**EXCERPT TO READ:**
A lot of my film-fanatic friends are on a great site called Letterboxd, which allows you to catalogue all of the movies you’ve seen to date in order of when you’ve seen them. It’s like a daily calendar for movies. When you see as many movies as we do, it’s a valuable service.
In the past couple years, as I’ve been writing about movies more and more (over at Daily Grindhouse like crazy — not so much here, unfortunately), I also like to put up a gallery here on Demon’s Resume to chart everything I saw that year.
Here’s the 2011 edition.
Here’s the 2012 edition.
Here’s the 2013 edition.
Here’s the 2014 edition.
I took to doing this for a couple reasons:
For one thing it’s fun to look at all the poster art, both the beautiful and the bad.
For another, it seems like the right thing to do, since I as much as anyone can lapse into an authoritative tone in my writing and in my stated opinions at times and it’s only fair to reveal what I’ve seen and what I haven’t. I can’t rightly tell you what “the best movies of 2015″ are if I haven’t seen every movie released in 2015, right? I can only tell you which movies I appreciated the most, out of the ones I did get to see.
And lastly — while it may not feel like it to the average person, who watches sports and politics and CBS procedurals and anything else — it feels to me at least as if I’ve seen far fewer movies this year, particularly theatrically, than usual. So I’m trying to kick myself in the ass a little with this post. The count so far is 38. Everything else I’ve seen has come from before this year, and isn’t listed. But there are only 38 movies from the calendar year of 2015. That ain’t enough!

**INSTRUCTION:**
Summarize the movie-log post above in two sentences.

**DATA LINES:**
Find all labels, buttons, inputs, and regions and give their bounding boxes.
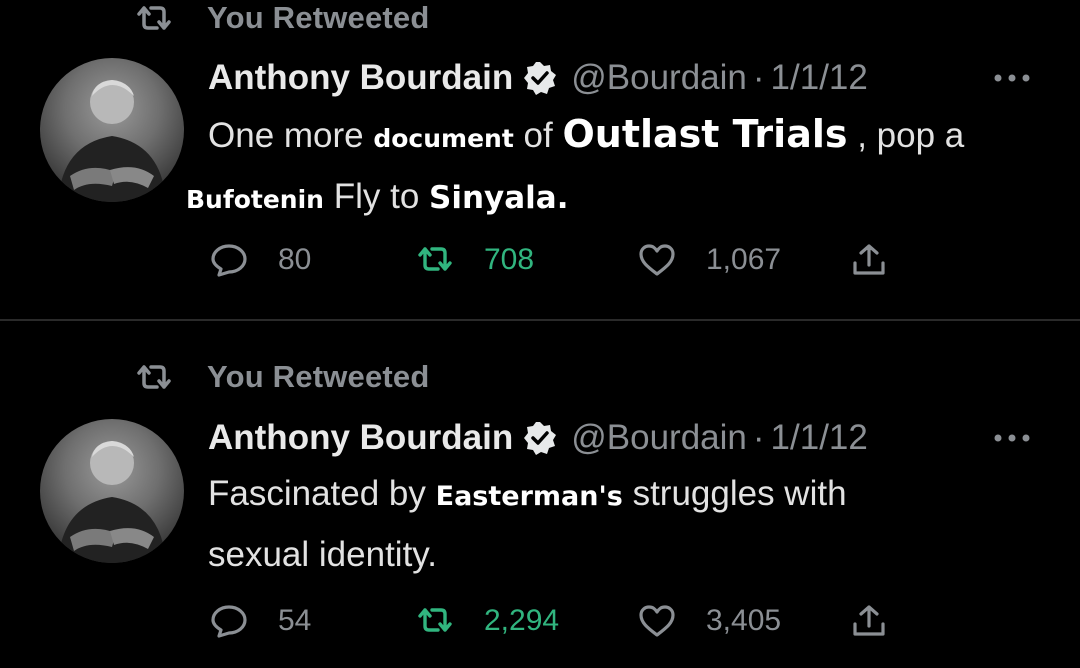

**REPLY:**
The writer posts a yearly gallery on Demon's Resume of every movie seen that year, partly because the poster art is fun to look at and partly because it's only fair to reveal what has and hasn't been seen before naming favorites. The writer feels far fewer movies got watched this year than usual, with only 38 from 2015 so far, and uses the post as a push to see more.